-- WORK TO DO --
Please count the lines below that contain the word "исполнения", and reply with that number alone.
______
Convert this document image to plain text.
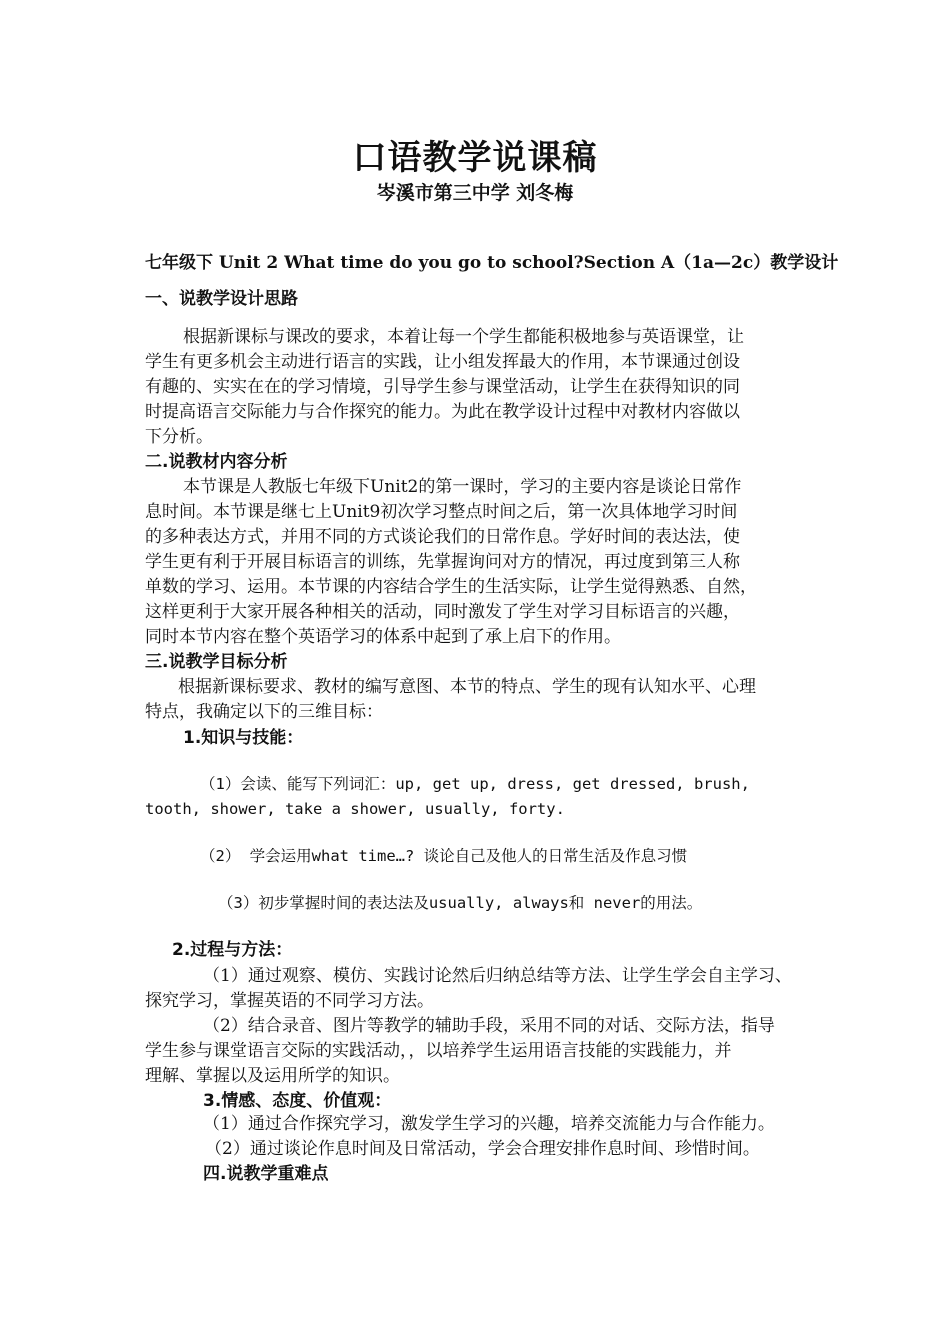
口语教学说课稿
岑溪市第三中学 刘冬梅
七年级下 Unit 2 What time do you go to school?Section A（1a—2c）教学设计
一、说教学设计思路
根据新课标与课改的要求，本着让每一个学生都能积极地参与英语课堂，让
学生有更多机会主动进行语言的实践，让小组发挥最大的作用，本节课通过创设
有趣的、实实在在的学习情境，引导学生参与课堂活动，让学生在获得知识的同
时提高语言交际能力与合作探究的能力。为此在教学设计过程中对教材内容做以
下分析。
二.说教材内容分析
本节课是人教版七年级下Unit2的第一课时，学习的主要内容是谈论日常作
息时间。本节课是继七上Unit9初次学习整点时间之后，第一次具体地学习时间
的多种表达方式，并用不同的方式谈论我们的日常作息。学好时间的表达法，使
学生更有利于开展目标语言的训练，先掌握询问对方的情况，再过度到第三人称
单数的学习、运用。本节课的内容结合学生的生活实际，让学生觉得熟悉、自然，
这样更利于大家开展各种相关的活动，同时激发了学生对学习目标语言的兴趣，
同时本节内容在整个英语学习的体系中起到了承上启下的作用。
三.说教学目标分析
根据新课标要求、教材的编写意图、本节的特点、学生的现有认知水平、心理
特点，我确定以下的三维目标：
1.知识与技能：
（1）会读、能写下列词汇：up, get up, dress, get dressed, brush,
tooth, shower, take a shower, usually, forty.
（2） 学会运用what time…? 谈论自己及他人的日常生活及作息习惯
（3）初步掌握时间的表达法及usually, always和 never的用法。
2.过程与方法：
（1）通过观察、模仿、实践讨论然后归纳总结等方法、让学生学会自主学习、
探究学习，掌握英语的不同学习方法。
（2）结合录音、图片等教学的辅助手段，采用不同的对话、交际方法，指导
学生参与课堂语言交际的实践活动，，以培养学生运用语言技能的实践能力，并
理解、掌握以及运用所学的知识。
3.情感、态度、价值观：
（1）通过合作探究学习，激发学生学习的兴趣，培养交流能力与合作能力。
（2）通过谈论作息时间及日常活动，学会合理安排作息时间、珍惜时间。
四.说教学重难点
______
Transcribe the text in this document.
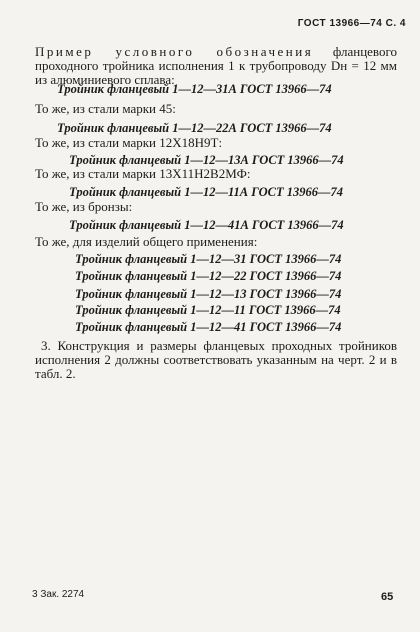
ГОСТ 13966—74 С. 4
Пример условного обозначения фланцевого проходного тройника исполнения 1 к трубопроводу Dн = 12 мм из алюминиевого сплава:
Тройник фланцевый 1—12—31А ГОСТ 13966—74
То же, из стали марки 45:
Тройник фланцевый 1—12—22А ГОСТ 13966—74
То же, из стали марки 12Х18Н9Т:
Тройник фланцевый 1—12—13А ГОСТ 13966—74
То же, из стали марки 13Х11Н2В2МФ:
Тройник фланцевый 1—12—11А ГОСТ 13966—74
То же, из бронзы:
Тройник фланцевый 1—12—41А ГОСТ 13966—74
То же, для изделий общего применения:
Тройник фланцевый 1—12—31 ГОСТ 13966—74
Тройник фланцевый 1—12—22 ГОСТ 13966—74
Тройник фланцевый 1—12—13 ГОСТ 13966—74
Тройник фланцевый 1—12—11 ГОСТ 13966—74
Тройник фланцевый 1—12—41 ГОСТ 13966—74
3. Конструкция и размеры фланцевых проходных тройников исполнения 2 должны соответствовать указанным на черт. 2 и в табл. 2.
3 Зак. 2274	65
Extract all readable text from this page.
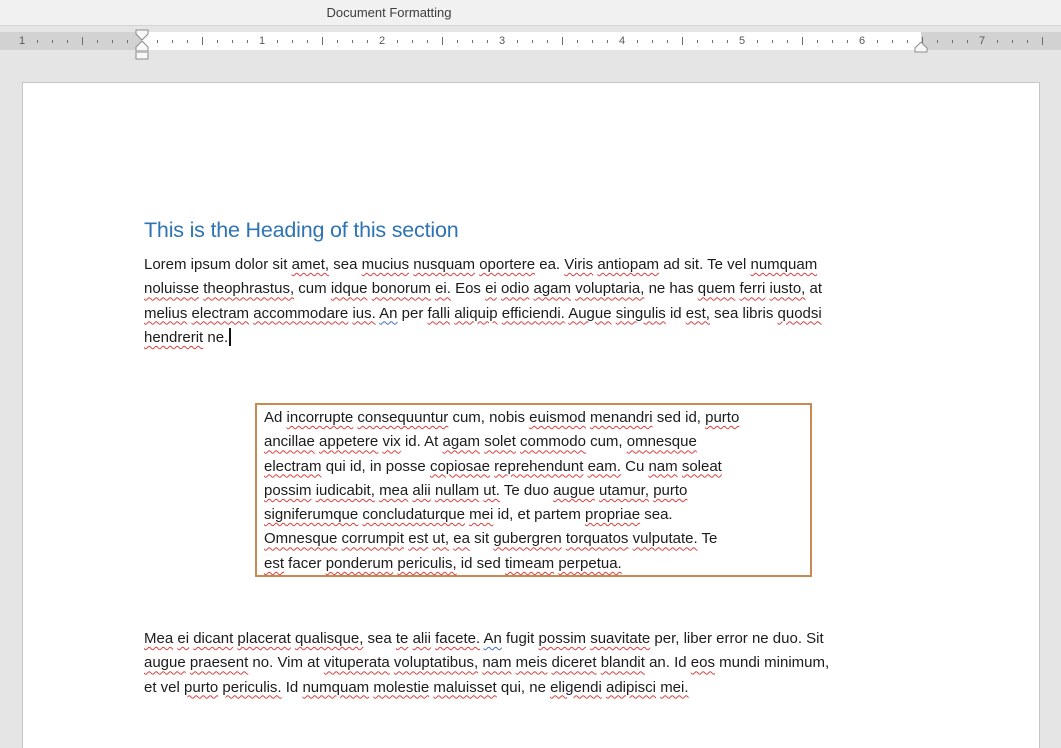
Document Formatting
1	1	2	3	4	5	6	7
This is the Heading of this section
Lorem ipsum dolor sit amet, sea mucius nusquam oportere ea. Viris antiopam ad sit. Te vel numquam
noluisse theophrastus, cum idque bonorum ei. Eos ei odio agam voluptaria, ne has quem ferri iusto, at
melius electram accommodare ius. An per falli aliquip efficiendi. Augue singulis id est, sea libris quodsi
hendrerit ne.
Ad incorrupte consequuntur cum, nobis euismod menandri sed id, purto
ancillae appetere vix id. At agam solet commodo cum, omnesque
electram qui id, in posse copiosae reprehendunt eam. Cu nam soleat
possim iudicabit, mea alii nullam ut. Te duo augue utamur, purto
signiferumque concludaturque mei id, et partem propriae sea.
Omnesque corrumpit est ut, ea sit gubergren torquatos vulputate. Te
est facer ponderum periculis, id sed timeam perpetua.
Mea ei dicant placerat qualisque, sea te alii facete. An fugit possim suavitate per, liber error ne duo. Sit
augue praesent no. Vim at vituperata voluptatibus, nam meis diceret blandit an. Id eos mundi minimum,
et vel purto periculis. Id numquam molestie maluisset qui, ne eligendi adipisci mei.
______
-- TASK ANSWER --
2